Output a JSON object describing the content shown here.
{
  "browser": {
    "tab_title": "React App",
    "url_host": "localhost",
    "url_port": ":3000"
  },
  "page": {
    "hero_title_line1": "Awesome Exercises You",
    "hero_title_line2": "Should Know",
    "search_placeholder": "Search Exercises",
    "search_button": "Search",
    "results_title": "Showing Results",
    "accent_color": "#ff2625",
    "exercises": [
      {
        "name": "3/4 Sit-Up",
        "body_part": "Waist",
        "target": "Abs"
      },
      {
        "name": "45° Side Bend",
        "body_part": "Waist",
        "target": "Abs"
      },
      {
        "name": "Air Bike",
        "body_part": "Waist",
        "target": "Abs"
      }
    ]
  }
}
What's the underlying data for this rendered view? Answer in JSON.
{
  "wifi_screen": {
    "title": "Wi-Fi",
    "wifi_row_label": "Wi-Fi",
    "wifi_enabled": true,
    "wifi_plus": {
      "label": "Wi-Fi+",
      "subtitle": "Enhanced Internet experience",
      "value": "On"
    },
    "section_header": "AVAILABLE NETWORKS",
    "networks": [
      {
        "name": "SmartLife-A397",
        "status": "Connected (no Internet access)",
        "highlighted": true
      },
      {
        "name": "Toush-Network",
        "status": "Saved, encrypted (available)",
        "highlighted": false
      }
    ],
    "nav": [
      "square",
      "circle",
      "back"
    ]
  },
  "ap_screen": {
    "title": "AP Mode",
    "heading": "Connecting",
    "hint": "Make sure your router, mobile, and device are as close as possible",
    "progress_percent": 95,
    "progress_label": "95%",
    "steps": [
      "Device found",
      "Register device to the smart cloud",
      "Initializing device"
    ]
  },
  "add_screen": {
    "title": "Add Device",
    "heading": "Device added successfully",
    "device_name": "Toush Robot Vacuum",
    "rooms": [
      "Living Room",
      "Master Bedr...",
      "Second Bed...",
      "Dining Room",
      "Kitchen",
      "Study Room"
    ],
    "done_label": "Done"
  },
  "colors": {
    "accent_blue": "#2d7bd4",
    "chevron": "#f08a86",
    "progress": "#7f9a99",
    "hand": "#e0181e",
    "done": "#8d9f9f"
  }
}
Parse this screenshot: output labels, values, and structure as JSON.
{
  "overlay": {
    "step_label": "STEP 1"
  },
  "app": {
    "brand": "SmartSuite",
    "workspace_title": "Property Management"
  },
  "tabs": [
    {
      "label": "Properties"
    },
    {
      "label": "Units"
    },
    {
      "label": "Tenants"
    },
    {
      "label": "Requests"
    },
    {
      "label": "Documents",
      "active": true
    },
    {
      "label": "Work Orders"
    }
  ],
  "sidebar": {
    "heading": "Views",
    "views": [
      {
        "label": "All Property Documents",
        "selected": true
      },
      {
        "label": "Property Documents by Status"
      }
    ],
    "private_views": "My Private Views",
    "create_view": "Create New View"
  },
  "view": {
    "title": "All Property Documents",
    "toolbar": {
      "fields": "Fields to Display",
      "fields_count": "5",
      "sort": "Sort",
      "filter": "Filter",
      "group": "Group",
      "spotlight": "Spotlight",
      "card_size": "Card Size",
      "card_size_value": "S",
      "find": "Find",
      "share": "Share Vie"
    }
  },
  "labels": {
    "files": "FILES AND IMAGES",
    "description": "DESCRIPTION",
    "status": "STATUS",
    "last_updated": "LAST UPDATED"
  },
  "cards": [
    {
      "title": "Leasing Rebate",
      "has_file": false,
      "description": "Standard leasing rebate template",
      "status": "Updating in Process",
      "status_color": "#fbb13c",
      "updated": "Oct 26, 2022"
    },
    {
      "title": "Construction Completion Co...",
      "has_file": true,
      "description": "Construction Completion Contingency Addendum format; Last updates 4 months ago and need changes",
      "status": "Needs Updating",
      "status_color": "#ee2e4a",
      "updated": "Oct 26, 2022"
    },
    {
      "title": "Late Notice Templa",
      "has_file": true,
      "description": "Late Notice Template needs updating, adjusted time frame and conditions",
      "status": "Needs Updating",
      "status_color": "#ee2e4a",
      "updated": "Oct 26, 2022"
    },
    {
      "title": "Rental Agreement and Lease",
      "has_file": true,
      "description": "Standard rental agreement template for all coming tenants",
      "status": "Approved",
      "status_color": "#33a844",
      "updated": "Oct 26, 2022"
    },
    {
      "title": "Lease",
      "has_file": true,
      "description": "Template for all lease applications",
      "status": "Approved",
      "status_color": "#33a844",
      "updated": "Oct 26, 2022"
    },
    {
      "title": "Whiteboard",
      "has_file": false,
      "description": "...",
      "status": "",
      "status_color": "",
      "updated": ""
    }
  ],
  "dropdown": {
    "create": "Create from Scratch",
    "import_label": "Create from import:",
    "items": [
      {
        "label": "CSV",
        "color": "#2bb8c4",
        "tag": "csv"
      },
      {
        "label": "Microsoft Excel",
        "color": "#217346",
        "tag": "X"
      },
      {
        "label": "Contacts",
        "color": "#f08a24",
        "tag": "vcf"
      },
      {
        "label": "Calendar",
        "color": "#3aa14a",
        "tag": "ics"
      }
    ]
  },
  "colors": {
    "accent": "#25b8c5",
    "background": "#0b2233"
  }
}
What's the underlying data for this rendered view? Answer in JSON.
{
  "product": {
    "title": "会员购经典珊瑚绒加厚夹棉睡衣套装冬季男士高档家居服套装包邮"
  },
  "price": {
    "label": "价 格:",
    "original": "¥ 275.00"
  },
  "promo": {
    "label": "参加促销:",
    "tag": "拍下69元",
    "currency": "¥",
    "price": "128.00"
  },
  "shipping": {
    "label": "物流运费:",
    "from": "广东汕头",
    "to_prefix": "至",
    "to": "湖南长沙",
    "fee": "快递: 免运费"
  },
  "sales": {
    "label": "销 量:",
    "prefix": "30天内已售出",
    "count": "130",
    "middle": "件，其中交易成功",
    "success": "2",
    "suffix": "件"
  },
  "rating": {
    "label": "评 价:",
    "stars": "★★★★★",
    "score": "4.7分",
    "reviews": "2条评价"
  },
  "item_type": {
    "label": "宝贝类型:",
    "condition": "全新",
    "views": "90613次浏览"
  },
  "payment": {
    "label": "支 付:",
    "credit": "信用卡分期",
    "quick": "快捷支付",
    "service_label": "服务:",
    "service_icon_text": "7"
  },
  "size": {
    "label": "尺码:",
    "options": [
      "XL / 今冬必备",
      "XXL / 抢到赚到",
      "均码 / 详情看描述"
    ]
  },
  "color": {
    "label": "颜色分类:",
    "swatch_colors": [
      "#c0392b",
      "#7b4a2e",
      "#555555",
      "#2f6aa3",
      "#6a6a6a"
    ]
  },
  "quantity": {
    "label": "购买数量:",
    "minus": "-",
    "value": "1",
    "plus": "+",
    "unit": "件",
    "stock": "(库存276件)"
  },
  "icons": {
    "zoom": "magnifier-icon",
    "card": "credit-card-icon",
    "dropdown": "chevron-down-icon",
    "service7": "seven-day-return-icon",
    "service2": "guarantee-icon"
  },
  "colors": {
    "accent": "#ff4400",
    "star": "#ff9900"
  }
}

(Do this) Identify the lines that contain the string "Completion", and copy every one of them.

(Task response)
      "title": "Construction Completion Co...",
      "description": "Construction Completion Contingency Addendum format; Last updates 4 months ago and need changes",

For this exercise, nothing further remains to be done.